Adentrar no Sítio Sacramento, localizado na Barra do Pirapetinga, é como voltar ao tempo e penetrar no ambiente do século XIX.
Atravessando a pontezinha de madeira que dá para o sítio, somos recebidos por uma impávida tulha construída pelos escravos, no século XIX, e ainda remanescente. Para sua construção foram utilizadas espécies de madeira de lei típicas da região como braúna, peroba, cedro e jacarandá, que ali não se encontram mais. As madeiras eram acopladas umas às outras na base do encaixe, sem prego, e cortadas com serrote.
No interior da tulha, há uma parte feita de "estuque", ou seja, construída com barro, bambu e cipó, com o o bjetivo de refrescar o ambiente. Os bambus eram cortados na "lua certa". Assim, quando se esquentava muito, as pessoas iam para o estuque da tulha.

_Dados de origem_.

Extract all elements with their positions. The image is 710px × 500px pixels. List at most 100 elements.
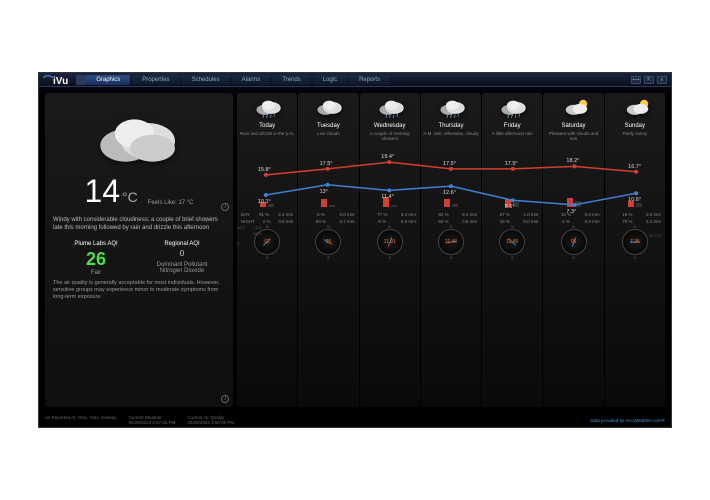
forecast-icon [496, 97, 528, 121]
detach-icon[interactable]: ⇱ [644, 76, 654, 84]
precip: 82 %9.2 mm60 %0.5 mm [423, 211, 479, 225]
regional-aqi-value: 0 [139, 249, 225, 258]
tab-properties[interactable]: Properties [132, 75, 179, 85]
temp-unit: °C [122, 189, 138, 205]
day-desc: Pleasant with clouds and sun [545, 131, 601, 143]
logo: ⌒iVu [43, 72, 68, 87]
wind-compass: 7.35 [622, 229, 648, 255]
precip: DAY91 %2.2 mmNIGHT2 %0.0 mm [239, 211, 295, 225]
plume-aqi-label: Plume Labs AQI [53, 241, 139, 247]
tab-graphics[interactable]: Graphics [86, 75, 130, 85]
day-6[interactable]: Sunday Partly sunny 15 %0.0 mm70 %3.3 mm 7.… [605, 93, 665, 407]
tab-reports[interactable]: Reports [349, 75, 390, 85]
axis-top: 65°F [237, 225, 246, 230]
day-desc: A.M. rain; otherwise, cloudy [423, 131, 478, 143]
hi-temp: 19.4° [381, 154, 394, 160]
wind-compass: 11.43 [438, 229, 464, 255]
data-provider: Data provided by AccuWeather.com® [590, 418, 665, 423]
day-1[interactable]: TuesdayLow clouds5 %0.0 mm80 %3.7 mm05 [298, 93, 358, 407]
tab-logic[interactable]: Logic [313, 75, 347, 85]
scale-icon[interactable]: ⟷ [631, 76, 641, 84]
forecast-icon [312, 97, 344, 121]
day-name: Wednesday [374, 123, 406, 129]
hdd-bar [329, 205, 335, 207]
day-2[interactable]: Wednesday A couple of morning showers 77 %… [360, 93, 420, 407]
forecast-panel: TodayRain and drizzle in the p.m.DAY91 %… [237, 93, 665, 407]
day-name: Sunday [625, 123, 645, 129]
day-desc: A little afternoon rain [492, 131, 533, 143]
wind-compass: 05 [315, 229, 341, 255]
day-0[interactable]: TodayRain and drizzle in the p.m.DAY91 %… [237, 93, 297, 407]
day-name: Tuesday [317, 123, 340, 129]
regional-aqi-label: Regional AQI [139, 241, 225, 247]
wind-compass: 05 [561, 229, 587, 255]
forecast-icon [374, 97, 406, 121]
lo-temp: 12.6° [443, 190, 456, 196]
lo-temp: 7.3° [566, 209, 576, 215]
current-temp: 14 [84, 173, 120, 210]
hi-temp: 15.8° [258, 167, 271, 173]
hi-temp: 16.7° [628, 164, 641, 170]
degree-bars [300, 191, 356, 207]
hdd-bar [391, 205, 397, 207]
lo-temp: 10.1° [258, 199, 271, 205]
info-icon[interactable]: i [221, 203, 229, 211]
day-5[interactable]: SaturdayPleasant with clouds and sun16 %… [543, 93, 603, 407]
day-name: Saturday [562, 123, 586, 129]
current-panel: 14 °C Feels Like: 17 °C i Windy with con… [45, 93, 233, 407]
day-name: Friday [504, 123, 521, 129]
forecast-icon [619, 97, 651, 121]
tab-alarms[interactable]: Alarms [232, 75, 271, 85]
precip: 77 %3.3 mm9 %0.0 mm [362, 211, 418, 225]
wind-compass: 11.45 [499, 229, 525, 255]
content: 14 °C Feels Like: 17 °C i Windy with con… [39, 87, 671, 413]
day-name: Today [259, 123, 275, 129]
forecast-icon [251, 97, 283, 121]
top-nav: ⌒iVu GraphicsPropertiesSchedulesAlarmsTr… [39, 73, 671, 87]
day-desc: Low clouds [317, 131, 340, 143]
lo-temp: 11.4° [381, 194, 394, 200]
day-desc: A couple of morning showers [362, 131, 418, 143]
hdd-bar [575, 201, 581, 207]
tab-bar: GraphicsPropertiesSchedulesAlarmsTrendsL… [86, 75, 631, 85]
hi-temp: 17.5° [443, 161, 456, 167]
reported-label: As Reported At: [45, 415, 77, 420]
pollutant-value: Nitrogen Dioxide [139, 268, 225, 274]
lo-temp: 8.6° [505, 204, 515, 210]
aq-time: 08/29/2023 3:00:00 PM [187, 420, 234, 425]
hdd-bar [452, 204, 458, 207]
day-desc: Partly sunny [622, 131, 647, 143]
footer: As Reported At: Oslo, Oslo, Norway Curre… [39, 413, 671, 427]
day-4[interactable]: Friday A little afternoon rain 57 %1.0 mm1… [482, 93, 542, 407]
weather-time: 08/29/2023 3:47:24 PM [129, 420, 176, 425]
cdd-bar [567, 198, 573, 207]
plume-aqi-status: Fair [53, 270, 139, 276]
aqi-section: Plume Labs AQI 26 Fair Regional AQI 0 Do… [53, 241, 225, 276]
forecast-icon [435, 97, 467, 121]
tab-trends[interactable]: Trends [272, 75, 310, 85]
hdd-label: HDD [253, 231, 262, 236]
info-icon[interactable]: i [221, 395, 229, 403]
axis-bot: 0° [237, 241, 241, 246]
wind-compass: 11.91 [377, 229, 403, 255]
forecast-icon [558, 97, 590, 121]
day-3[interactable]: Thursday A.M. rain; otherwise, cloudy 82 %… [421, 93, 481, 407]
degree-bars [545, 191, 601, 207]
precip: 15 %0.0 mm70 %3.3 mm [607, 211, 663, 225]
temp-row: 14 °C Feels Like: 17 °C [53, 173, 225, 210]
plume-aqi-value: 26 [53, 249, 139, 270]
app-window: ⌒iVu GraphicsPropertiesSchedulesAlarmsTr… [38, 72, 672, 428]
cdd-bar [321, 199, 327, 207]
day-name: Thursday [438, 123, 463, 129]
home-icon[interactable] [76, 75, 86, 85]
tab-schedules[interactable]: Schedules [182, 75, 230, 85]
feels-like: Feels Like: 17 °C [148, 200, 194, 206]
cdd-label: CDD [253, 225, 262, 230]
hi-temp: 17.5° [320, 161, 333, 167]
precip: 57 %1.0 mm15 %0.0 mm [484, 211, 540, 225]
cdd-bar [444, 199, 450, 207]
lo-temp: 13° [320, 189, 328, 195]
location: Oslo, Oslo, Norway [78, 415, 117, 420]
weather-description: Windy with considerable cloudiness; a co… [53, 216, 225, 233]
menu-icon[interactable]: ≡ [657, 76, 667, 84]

_O que fazer_.
1. Passe para uma lista numerada as linhas dos dados de origem, começando pela que tem "forecast-icon [496, 97, 528, 121]" e parando depois da que tem "wind-compass: 05 [315, 229, 341, 255]". Não inclua linhas em branco.
2. Retome o trecho sobre o Sítio Sacramento e siga escrevendo a partir da última frase dele.

_Respostas das tarefas_.
1.
1. forecast-icon [496, 97, 528, 121]
2. detach-icon[interactable]: ⇱ [644, 76, 654, 84]
3. precip: 82 %9.2 mm60 %0.5 mm [423, 211, 479, 225]
4. regional-aqi-value: 0 [139, 249, 225, 258]
5. tab-properties[interactable]: Properties [132, 75, 179, 85]
6. temp-unit: °C [122, 189, 138, 205]
7. day-desc: Pleasant with clouds and sun [545, 131, 601, 143]
8. logo: ⌒iVu [43, 72, 68, 87]
9. wind-compass: 7.35 [622, 229, 648, 255]
10. precip: DAY91 %2.2 mmNIGHT2 %0.0 mm [239, 211, 295, 225]
11. plume-aqi-label: Plume Labs AQI [53, 241, 139, 247]
12. tab-graphics[interactable]: Graphics [86, 75, 130, 85]
13. day-6[interactable]: Sunday Partly sunny 15 %0.0 mm70 %3.3 mm 7.… [605, 93, 665, 407]
14. tab-reports[interactable]: Reports [349, 75, 390, 85]
15. axis-top: 65°F [237, 225, 246, 230]
16. day-desc: A.M. rain; otherwise, cloudy [423, 131, 478, 143]
17. hi-temp: 19.4° [381, 154, 394, 160]
18. wind-compass: 11.43 [438, 229, 464, 255]
19. data-provider: Data provided by AccuWeather.com® [590, 418, 665, 423]
20. day-1[interactable]: TuesdayLow clouds5 %0.0 mm80 %3.7 mm05 [298, 93, 358, 407]
21. tab-logic[interactable]: Logic [313, 75, 347, 85]
22. scale-icon[interactable]: ⟷ [631, 76, 641, 84]
23. forecast-icon [312, 97, 344, 121]
24. day-name: Wednesday [374, 123, 406, 129]
25. hdd-bar [329, 205, 335, 207]
26. day-2[interactable]: Wednesday A couple of morning showers 77 %… [360, 93, 420, 407]
27. forecast-panel: TodayRain and drizzle in the p.m.DAY91 %… [237, 93, 665, 407]
28. day-name: Sunday [625, 123, 645, 129]
29. day-desc: A little afternoon rain [492, 131, 533, 143]
30. wind-compass: 05 [315, 229, 341, 255]

2.
Em várias tábuas de madeiras, há rabiscos sinalizando números. Na área de estuque, os rabiscos provavelmente indicariam o número de escravos que ali estavam. Na área reservada ao estoque de mercadoria, os sinais possivelmente apontariam a quantidade destas mercadorias, assim como o "número de dias e horas trabalhados". Entre uma área e outra, há uma porta comprida com uma grande chave.
Na parte superior desta porta, há uma abertura, por onde costumavam retirar as mercadorias, quando o cômodo ficava repleto de mercadorias, como milho e café.
Dentro da tulha, objetos raros integram o acervo, como um panelão que era utilizado para fazer canjiquinha com sobras de porco para alimentar os escravos.
No acervo, constam ainda antigos debulhadores de milho e um moinho de fubá.
A tulha foi construída sobre "cauim", um tipo de pedra branca, que "ficava dezoito dias na água e depois era misturada com óleo de baleia".Na parte inferior da tulha ficavam os tropeiros e cavaleiros. Era onde também ficavam depositados os balaios, as cangalhas e as redes para dormir. Os tropeiros dormiam ali utilizando suas capas de dormir conhecidas como "chimili", que eram os tapetes utilizados no arreio.
As telhas da tulha, por sua vez, foram feitas "nas coxas dos escravos".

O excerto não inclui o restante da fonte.